## [WORK REQUIRED]
Return only the count of lines in which the word "type" appears.
★ ★ ★
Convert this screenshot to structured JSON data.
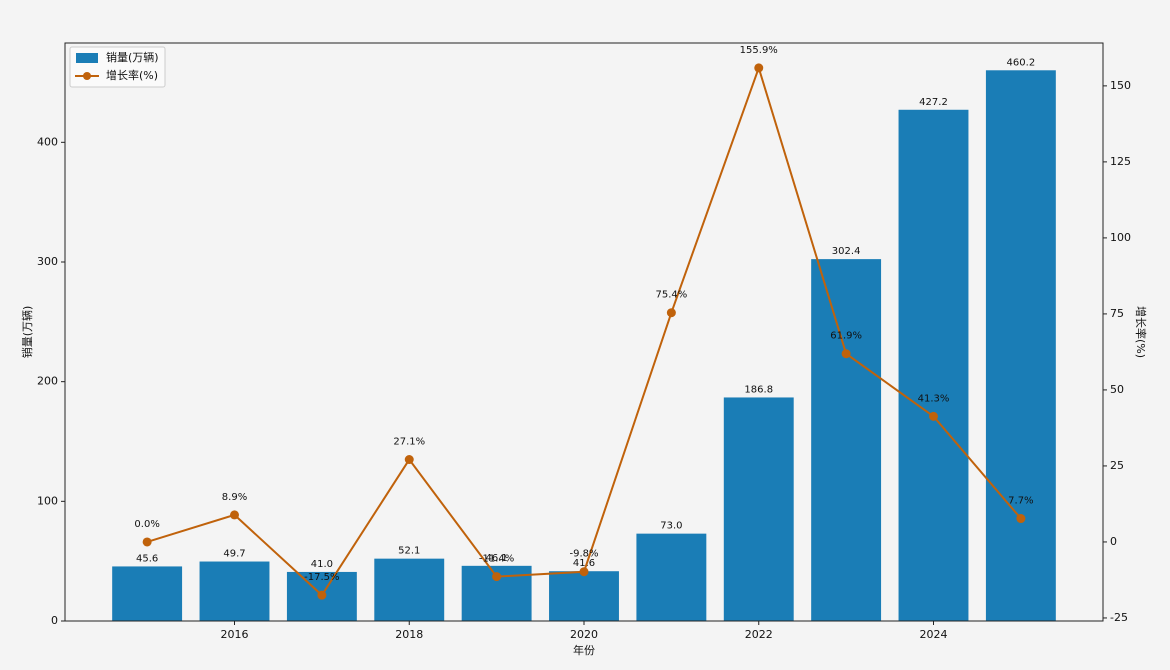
{
  "chart_data": {
    "type": "bar",
    "x": [
      2015,
      2016,
      2017,
      2018,
      2019,
      2020,
      2021,
      2022,
      2023,
      2024,
      2025
    ],
    "xlabel": "年份",
    "ylabel": "销量(万辆)",
    "y2label": "增长率(%)",
    "xlim": [
      2014.06,
      2025.94
    ],
    "xticks": [
      2016,
      2018,
      2020,
      2022,
      2024
    ],
    "ylim": [
      0,
      483
    ],
    "yticks": [
      0,
      100,
      200,
      300,
      400
    ],
    "y2lim": [
      -26,
      164.1
    ],
    "y2ticks": [
      -25,
      0,
      25,
      50,
      75,
      100,
      125,
      150
    ],
    "legend": "upper left",
    "series": [
      {
        "name": "销量(万辆)",
        "type": "bar",
        "color": "#1a7db6",
        "values": [
          45.6,
          49.7,
          41.0,
          52.1,
          46.1,
          41.6,
          73.0,
          186.8,
          302.4,
          427.2,
          460.2
        ],
        "value_labels": [
          "45.6",
          "49.7",
          "41.0",
          "52.1",
          "46.1",
          "41.6",
          "73.0",
          "186.8",
          "302.4",
          "427.2",
          "460.2"
        ]
      },
      {
        "name": "增长率(%)",
        "type": "line",
        "axis": "y2",
        "color": "#c0620b",
        "values": [
          0.0,
          8.9,
          -17.5,
          27.1,
          -11.4,
          -9.8,
          75.4,
          155.9,
          61.9,
          41.3,
          7.7
        ],
        "value_labels": [
          "0.0%",
          "8.9%",
          "-17.5%",
          "27.1%",
          "-11.4%",
          "-9.8%",
          "75.4%",
          "155.9%",
          "61.9%",
          "41.3%",
          "7.7%"
        ]
      }
    ]
  }
}
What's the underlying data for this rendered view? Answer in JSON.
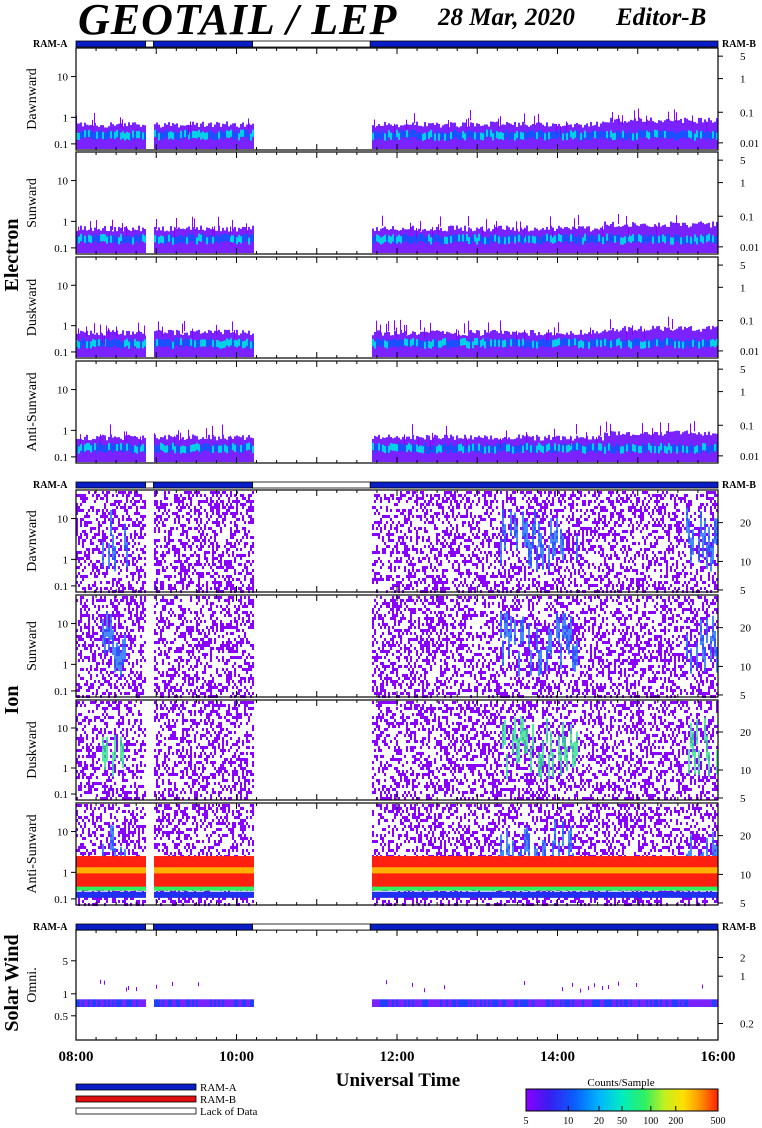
{
  "header": {
    "title": "GEOTAIL / LEP",
    "date": "28 Mar, 2020",
    "editor": "Editor-B"
  },
  "ram": {
    "a": "RAM-A",
    "b": "RAM-B"
  },
  "groups": {
    "electron": "Electron",
    "ion": "Ion",
    "solar": "Solar Wind"
  },
  "panels": [
    {
      "id": "electron-dawnward",
      "label": "Dawnward",
      "group": "electron",
      "left_ticks": [
        "10",
        "1",
        "0.1"
      ],
      "right_ticks": [
        "5",
        "1",
        "0.1",
        "0.01"
      ],
      "style": "electron"
    },
    {
      "id": "electron-sunward",
      "label": "Sunward",
      "group": "electron",
      "left_ticks": [
        "10",
        "1",
        "0.1"
      ],
      "right_ticks": [
        "5",
        "1",
        "0.1",
        "0.01"
      ],
      "style": "electron"
    },
    {
      "id": "electron-duskward",
      "label": "Duskward",
      "group": "electron",
      "left_ticks": [
        "10",
        "1",
        "0.1"
      ],
      "right_ticks": [
        "5",
        "1",
        "0.1",
        "0.01"
      ],
      "style": "electron"
    },
    {
      "id": "electron-anti-sunward",
      "label": "Anti-Sunward",
      "group": "electron",
      "left_ticks": [
        "10",
        "1",
        "0.1"
      ],
      "right_ticks": [
        "5",
        "1",
        "0.1",
        "0.01"
      ],
      "style": "electron"
    },
    {
      "id": "ion-dawnward",
      "label": "Dawnward",
      "group": "ion",
      "left_ticks": [
        "10",
        "1",
        "0.1"
      ],
      "right_ticks": [
        "20",
        "10",
        "5"
      ],
      "style": "ion"
    },
    {
      "id": "ion-sunward",
      "label": "Sunward",
      "group": "ion",
      "left_ticks": [
        "10",
        "1",
        "0.1"
      ],
      "right_ticks": [
        "20",
        "10",
        "5"
      ],
      "style": "ion"
    },
    {
      "id": "ion-duskward",
      "label": "Duskward",
      "group": "ion",
      "left_ticks": [
        "10",
        "1",
        "0.1"
      ],
      "right_ticks": [
        "20",
        "10",
        "5"
      ],
      "style": "ion"
    },
    {
      "id": "ion-anti-sunward",
      "label": "Anti-Sunward",
      "group": "ion",
      "left_ticks": [
        "10",
        "1",
        "0.1"
      ],
      "right_ticks": [
        "20",
        "10",
        "5"
      ],
      "style": "ion-anti"
    },
    {
      "id": "solar-omni",
      "label": "Omni.",
      "group": "solar",
      "left_ticks": [
        "5",
        "1",
        "0.5"
      ],
      "right_ticks": [
        "2",
        "1",
        "0.2"
      ],
      "style": "solar"
    }
  ],
  "chart_data": {
    "type": "heatmap",
    "xlabel": "Universal Time",
    "x_ticks": [
      "08:00",
      "10:00",
      "12:00",
      "14:00",
      "16:00"
    ],
    "xlim": [
      "08:00",
      "16:00"
    ],
    "ylabel_left_scale": "log",
    "data_gaps_ut": [
      [
        "08:52",
        "08:58"
      ],
      [
        "10:12",
        "11:40"
      ]
    ],
    "ram_bar_segments": [
      {
        "from": "08:00",
        "to": "08:52",
        "state": "RAM-A"
      },
      {
        "from": "08:52",
        "to": "08:58",
        "state": "Lack of Data"
      },
      {
        "from": "08:58",
        "to": "10:12",
        "state": "RAM-A"
      },
      {
        "from": "10:12",
        "to": "11:40",
        "state": "Lack of Data"
      },
      {
        "from": "11:40",
        "to": "16:00",
        "state": "RAM-A"
      }
    ]
  },
  "legend": {
    "items": [
      {
        "label": "RAM-A",
        "color": "#0a1ec8"
      },
      {
        "label": "RAM-B",
        "color": "#e01010"
      },
      {
        "label": "Lack of Data",
        "color": "#ffffff"
      }
    ]
  },
  "colorbar": {
    "title": "Counts/Sample",
    "ticks": [
      "5",
      "10",
      "20",
      "50",
      "100",
      "200",
      "500"
    ],
    "colors": [
      "#8a00ff",
      "#3a1cf0",
      "#0a5cff",
      "#00b4ff",
      "#00ecc0",
      "#30f060",
      "#c0f020",
      "#ffe000",
      "#ff9000",
      "#ff2000"
    ]
  }
}
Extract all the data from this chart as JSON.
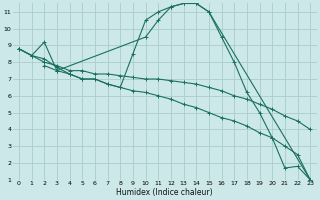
{
  "background_color": "#cce8e8",
  "grid_color": "#aacccc",
  "line_color": "#1a7060",
  "xlabel": "Humidex (Indice chaleur)",
  "xlim": [
    -0.5,
    23.5
  ],
  "ylim": [
    1,
    11.5
  ],
  "xticks": [
    0,
    1,
    2,
    3,
    4,
    5,
    6,
    7,
    8,
    9,
    10,
    11,
    12,
    13,
    14,
    15,
    16,
    17,
    18,
    19,
    20,
    21,
    22,
    23
  ],
  "yticks": [
    1,
    2,
    3,
    4,
    5,
    6,
    7,
    8,
    9,
    10,
    11
  ],
  "curve_main_x": [
    0,
    1,
    2,
    3,
    4,
    5,
    6,
    7,
    8,
    9,
    10,
    11,
    12,
    13,
    14,
    15,
    16,
    17,
    18,
    19,
    20,
    21,
    22,
    23
  ],
  "curve_main_y": [
    8.8,
    8.4,
    8.2,
    7.7,
    7.3,
    7.0,
    7.0,
    6.7,
    6.5,
    8.5,
    10.5,
    11.0,
    11.3,
    11.5,
    11.5,
    11.0,
    9.5,
    8.0,
    6.2,
    5.0,
    3.5,
    1.7,
    1.8,
    1.0
  ],
  "curve_upper_x": [
    0,
    1,
    2,
    3,
    10,
    11,
    12,
    13,
    14,
    15,
    23
  ],
  "curve_upper_y": [
    8.8,
    8.4,
    9.2,
    7.5,
    9.5,
    10.5,
    11.3,
    11.5,
    11.5,
    11.0,
    1.0
  ],
  "curve_mid_x": [
    0,
    1,
    2,
    3,
    4,
    5,
    6,
    7,
    8,
    9,
    10,
    11,
    12,
    13,
    14,
    15,
    16,
    17,
    18,
    19,
    20,
    21,
    22,
    23
  ],
  "curve_mid_y": [
    8.8,
    8.4,
    8.0,
    7.8,
    7.5,
    7.5,
    7.3,
    7.3,
    7.2,
    7.1,
    7.0,
    7.0,
    6.9,
    6.8,
    6.7,
    6.5,
    6.3,
    6.0,
    5.8,
    5.5,
    5.2,
    4.8,
    4.5,
    4.0
  ],
  "curve_low_x": [
    2,
    3,
    4,
    5,
    6,
    7,
    8,
    9,
    10,
    11,
    12,
    13,
    14,
    15,
    16,
    17,
    18,
    19,
    20,
    21,
    22,
    23
  ],
  "curve_low_y": [
    7.8,
    7.5,
    7.3,
    7.0,
    7.0,
    6.7,
    6.5,
    6.3,
    6.2,
    6.0,
    5.8,
    5.5,
    5.3,
    5.0,
    4.7,
    4.5,
    4.2,
    3.8,
    3.5,
    3.0,
    2.5,
    1.0
  ]
}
★ ★ ★
## [THE REPLY]
4